- _Provided records_:
________________________

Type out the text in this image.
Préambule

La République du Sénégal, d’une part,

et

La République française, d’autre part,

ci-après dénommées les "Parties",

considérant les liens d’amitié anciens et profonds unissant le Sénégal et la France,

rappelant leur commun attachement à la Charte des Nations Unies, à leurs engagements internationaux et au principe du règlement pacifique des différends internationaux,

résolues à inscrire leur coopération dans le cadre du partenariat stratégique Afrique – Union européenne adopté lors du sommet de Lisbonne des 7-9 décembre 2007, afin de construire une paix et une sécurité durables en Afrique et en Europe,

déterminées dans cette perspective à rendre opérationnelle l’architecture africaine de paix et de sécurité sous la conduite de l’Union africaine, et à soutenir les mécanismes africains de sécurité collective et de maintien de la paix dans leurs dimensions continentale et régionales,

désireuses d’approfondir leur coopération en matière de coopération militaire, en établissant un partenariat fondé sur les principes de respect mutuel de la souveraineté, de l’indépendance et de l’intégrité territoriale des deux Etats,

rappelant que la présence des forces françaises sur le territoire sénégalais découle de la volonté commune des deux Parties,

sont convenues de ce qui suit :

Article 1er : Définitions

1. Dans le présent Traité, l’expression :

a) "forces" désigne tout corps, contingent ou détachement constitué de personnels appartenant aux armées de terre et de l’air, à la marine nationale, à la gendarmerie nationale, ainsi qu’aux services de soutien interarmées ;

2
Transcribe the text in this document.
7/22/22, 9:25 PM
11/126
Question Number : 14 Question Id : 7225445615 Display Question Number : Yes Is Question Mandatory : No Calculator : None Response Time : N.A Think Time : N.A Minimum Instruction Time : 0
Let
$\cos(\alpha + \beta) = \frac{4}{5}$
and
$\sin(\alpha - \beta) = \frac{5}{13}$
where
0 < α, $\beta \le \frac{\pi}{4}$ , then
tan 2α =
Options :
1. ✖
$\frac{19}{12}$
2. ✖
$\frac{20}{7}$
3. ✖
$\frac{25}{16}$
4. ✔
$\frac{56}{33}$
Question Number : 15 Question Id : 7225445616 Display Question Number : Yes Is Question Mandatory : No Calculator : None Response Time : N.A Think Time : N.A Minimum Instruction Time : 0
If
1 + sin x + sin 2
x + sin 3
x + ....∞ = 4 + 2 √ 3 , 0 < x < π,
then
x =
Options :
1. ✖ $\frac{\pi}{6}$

________________________

- _What the task requires_: Copy every line from the records above that contains the word "République".

- _Solution to this problem_:
La République du Sénégal, d’une part,
La République française, d’autre part,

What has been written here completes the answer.